§ **EXERCISE DESCRIPTION**: Write out all of the entries exactly, please.

§ **Dataset records**:
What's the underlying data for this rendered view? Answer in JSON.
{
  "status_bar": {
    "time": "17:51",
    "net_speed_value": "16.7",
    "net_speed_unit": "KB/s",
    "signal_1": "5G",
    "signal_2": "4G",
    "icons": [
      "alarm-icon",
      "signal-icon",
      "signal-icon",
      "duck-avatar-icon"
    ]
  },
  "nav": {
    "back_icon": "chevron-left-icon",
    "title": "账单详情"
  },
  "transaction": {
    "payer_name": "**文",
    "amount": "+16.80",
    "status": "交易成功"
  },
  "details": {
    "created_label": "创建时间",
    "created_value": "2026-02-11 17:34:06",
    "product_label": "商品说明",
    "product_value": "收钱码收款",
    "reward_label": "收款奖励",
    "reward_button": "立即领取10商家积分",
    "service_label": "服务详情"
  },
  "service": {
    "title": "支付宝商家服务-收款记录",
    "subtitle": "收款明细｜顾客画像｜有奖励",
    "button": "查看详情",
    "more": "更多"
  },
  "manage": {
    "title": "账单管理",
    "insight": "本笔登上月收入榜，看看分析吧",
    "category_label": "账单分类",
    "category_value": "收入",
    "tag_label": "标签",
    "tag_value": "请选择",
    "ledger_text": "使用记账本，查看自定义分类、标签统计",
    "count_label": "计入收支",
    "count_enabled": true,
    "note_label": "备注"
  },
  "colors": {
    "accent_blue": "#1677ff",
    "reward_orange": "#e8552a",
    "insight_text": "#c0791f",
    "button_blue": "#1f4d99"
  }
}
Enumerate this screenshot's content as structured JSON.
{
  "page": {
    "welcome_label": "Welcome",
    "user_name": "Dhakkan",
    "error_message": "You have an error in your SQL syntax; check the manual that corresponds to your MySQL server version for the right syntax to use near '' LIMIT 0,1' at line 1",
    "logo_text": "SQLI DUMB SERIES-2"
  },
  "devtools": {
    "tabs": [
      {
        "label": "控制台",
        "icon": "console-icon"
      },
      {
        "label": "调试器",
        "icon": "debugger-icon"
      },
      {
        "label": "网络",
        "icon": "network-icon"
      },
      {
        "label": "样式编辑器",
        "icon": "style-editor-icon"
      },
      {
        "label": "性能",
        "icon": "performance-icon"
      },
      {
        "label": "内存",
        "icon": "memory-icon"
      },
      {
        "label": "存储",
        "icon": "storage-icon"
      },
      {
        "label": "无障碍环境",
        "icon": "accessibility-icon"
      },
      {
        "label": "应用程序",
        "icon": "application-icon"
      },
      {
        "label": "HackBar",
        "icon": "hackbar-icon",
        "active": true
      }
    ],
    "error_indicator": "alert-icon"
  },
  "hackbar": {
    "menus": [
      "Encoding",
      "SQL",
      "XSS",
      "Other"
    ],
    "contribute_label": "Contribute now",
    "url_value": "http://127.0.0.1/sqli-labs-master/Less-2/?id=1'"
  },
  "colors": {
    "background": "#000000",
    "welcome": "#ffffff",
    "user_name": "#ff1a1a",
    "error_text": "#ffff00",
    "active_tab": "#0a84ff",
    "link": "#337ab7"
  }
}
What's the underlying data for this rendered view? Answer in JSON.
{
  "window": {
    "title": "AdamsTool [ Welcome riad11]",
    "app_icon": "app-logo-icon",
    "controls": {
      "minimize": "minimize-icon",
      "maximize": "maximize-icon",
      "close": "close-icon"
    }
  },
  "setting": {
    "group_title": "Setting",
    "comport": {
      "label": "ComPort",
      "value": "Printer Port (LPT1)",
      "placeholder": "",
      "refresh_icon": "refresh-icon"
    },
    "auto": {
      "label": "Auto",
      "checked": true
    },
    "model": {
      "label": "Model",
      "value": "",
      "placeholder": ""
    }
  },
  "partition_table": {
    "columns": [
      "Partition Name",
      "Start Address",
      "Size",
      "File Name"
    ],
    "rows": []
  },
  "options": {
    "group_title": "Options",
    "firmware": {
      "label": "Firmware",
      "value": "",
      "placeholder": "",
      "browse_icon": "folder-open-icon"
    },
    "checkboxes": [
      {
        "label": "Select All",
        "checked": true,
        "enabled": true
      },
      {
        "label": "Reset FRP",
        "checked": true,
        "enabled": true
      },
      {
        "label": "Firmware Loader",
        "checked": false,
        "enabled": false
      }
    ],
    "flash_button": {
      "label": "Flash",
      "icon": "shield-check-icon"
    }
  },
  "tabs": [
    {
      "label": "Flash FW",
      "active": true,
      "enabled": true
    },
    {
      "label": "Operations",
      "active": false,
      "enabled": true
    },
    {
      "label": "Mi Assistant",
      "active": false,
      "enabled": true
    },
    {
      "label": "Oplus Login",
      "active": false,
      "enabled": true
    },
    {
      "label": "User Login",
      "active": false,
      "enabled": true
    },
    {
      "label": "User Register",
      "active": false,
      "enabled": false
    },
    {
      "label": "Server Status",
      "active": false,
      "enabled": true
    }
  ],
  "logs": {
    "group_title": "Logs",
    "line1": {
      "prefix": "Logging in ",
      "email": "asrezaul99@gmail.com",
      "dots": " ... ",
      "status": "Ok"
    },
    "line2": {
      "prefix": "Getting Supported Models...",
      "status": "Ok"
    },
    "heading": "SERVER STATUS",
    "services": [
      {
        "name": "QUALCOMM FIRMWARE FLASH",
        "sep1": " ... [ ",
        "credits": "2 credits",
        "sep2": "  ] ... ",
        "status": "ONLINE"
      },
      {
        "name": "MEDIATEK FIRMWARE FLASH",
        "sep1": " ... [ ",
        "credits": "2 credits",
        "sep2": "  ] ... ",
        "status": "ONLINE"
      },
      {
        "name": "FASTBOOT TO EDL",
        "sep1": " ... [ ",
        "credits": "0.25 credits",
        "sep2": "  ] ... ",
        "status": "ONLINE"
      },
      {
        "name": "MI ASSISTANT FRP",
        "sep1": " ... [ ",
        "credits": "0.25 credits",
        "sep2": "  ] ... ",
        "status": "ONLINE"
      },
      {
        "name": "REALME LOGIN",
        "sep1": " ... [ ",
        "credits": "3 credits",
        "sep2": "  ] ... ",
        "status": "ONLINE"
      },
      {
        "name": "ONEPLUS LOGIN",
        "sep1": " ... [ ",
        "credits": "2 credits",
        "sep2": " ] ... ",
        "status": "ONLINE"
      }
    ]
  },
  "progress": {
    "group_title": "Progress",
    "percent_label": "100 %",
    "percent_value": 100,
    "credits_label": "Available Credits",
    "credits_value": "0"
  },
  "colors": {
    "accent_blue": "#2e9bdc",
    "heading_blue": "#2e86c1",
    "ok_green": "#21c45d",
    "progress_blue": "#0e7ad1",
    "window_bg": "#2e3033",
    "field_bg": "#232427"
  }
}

§ **EXERCISE ANSWER**:
What's the underlying data for this rendered view? Answer in JSON.
{
  "status_bar": {
    "time": "17:51",
    "net_speed_value": "16.7",
    "net_speed_unit": "KB/s",
    "signal_1": "5G",
    "signal_2": "4G",
    "icons": [
      "alarm-icon",
      "signal-icon",
      "signal-icon",
      "duck-avatar-icon"
    ]
  },
  "nav": {
    "back_icon": "chevron-left-icon",
    "title": "账单详情"
  },
  "transaction": {
    "payer_name": "**文",
    "amount": "+16.80",
    "status": "交易成功"
  },
  "details": {
    "created_label": "创建时间",
    "created_value": "2026-02-11 17:34:06",
    "product_label": "商品说明",
    "product_value": "收钱码收款",
    "reward_label": "收款奖励",
    "reward_button": "立即领取10商家积分",
    "service_label": "服务详情"
  },
  "service": {
    "title": "支付宝商家服务-收款记录",
    "subtitle": "收款明细｜顾客画像｜有奖励",
    "button": "查看详情",
    "more": "更多"
  },
  "manage": {
    "title": "账单管理",
    "insight": "本笔登上月收入榜，看看分析吧",
    "category_label": "账单分类",
    "category_value": "收入",
    "tag_label": "标签",
    "tag_value": "请选择",
    "ledger_text": "使用记账本，查看自定义分类、标签统计",
    "count_label": "计入收支",
    "count_enabled": true,
    "note_label": "备注"
  },
  "colors": {
    "accent_blue": "#1677ff",
    "reward_orange": "#e8552a",
    "insight_text": "#c0791f",
    "button_blue": "#1f4d99"
  }
}
Enumerate this screenshot's content as structured JSON.
{
  "page": {
    "welcome_label": "Welcome",
    "user_name": "Dhakkan",
    "error_message": "You have an error in your SQL syntax; check the manual that corresponds to your MySQL server version for the right syntax to use near '' LIMIT 0,1' at line 1",
    "logo_text": "SQLI DUMB SERIES-2"
  },
  "devtools": {
    "tabs": [
      {
        "label": "控制台",
        "icon": "console-icon"
      },
      {
        "label": "调试器",
        "icon": "debugger-icon"
      },
      {
        "label": "网络",
        "icon": "network-icon"
      },
      {
        "label": "样式编辑器",
        "icon": "style-editor-icon"
      },
      {
        "label": "性能",
        "icon": "performance-icon"
      },
      {
        "label": "内存",
        "icon": "memory-icon"
      },
      {
        "label": "存储",
        "icon": "storage-icon"
      },
      {
        "label": "无障碍环境",
        "icon": "accessibility-icon"
      },
      {
        "label": "应用程序",
        "icon": "application-icon"
      },
      {
        "label": "HackBar",
        "icon": "hackbar-icon",
        "active": true
      }
    ],
    "error_indicator": "alert-icon"
  },
  "hackbar": {
    "menus": [
      "Encoding",
      "SQL",
      "XSS",
      "Other"
    ],
    "contribute_label": "Contribute now",
    "url_value": "http://127.0.0.1/sqli-labs-master/Less-2/?id=1'"
  },
  "colors": {
    "background": "#000000",
    "welcome": "#ffffff",
    "user_name": "#ff1a1a",
    "error_text": "#ffff00",
    "active_tab": "#0a84ff",
    "link": "#337ab7"
  }
}
What's the underlying data for this rendered view? Answer in JSON.
{
  "window": {
    "title": "AdamsTool [ Welcome riad11]",
    "app_icon": "app-logo-icon",
    "controls": {
      "minimize": "minimize-icon",
      "maximize": "maximize-icon",
      "close": "close-icon"
    }
  },
  "setting": {
    "group_title": "Setting",
    "comport": {
      "label": "ComPort",
      "value": "Printer Port (LPT1)",
      "placeholder": "",
      "refresh_icon": "refresh-icon"
    },
    "auto": {
      "label": "Auto",
      "checked": true
    },
    "model": {
      "label": "Model",
      "value": "",
      "placeholder": ""
    }
  },
  "partition_table": {
    "columns": [
      "Partition Name",
      "Start Address",
      "Size",
      "File Name"
    ],
    "rows": []
  },
  "options": {
    "group_title": "Options",
    "firmware": {
      "label": "Firmware",
      "value": "",
      "placeholder": "",
      "browse_icon": "folder-open-icon"
    },
    "checkboxes": [
      {
        "label": "Select All",
        "checked": true,
        "enabled": true
      },
      {
        "label": "Reset FRP",
        "checked": true,
        "enabled": true
      },
      {
        "label": "Firmware Loader",
        "checked": false,
        "enabled": false
      }
    ],
    "flash_button": {
      "label": "Flash",
      "icon": "shield-check-icon"
    }
  },
  "tabs": [
    {
      "label": "Flash FW",
      "active": true,
      "enabled": true
    },
    {
      "label": "Operations",
      "active": false,
      "enabled": true
    },
    {
      "label": "Mi Assistant",
      "active": false,
      "enabled": true
    },
    {
      "label": "Oplus Login",
      "active": false,
      "enabled": true
    },
    {
      "label": "User Login",
      "active": false,
      "enabled": true
    },
    {
      "label": "User Register",
      "active": false,
      "enabled": false
    },
    {
      "label": "Server Status",
      "active": false,
      "enabled": true
    }
  ],
  "logs": {
    "group_title": "Logs",
    "line1": {
      "prefix": "Logging in ",
      "email": "asrezaul99@gmail.com",
      "dots": " ... ",
      "status": "Ok"
    },
    "line2": {
      "prefix": "Getting Supported Models...",
      "status": "Ok"
    },
    "heading": "SERVER STATUS",
    "services": [
      {
        "name": "QUALCOMM FIRMWARE FLASH",
        "sep1": " ... [ ",
        "credits": "2 credits",
        "sep2": "  ] ... ",
        "status": "ONLINE"
      },
      {
        "name": "MEDIATEK FIRMWARE FLASH",
        "sep1": " ... [ ",
        "credits": "2 credits",
        "sep2": "  ] ... ",
        "status": "ONLINE"
      },
      {
        "name": "FASTBOOT TO EDL",
        "sep1": " ... [ ",
        "credits": "0.25 credits",
        "sep2": "  ] ... ",
        "status": "ONLINE"
      },
      {
        "name": "MI ASSISTANT FRP",
        "sep1": " ... [ ",
        "credits": "0.25 credits",
        "sep2": "  ] ... ",
        "status": "ONLINE"
      },
      {
        "name": "REALME LOGIN",
        "sep1": " ... [ ",
        "credits": "3 credits",
        "sep2": "  ] ... ",
        "status": "ONLINE"
      },
      {
        "name": "ONEPLUS LOGIN",
        "sep1": " ... [ ",
        "credits": "2 credits",
        "sep2": " ] ... ",
        "status": "ONLINE"
      }
    ]
  },
  "progress": {
    "group_title": "Progress",
    "percent_label": "100 %",
    "percent_value": 100,
    "credits_label": "Available Credits",
    "credits_value": "0"
  },
  "colors": {
    "accent_blue": "#2e9bdc",
    "heading_blue": "#2e86c1",
    "ok_green": "#21c45d",
    "progress_blue": "#0e7ad1",
    "window_bg": "#2e3033",
    "field_bg": "#232427"
  }
}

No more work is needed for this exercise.